## AIM
Search the material for the string "MASPERO" and copy each line where it occurs.
--- Start GIVEN RECORDS ---
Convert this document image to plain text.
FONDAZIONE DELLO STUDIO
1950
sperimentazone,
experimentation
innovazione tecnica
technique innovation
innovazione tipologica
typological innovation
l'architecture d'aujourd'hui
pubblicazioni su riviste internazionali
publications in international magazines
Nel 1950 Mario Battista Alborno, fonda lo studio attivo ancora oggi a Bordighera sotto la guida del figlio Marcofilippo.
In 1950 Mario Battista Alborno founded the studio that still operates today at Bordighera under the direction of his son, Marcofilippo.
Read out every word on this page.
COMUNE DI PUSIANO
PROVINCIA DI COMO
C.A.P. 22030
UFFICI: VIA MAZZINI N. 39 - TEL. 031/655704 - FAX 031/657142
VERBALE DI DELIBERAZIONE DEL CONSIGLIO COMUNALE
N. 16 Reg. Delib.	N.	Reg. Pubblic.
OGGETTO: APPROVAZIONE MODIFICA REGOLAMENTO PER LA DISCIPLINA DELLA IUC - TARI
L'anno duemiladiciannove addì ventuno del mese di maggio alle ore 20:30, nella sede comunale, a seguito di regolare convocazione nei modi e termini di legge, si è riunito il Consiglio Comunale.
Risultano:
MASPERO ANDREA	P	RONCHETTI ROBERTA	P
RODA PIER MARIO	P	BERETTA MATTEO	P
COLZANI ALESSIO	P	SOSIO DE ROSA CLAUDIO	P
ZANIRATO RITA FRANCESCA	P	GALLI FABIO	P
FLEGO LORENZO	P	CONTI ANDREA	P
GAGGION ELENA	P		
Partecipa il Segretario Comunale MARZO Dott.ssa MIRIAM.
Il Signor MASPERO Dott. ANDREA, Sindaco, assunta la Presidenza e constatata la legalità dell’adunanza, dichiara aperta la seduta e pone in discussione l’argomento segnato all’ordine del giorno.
--- End GIVEN RECORDS ---
## EXERCISE SOLUTION
MASPERO ANDREA	P	RONCHETTI ROBERTA	P
Il Signor MASPERO Dott. ANDREA, Sindaco, assunta la Presidenza e constatata la legalità dell’adunanza, dichiara aperta la seduta e pone in discussione l’argomento segnato all’ordine del giorno.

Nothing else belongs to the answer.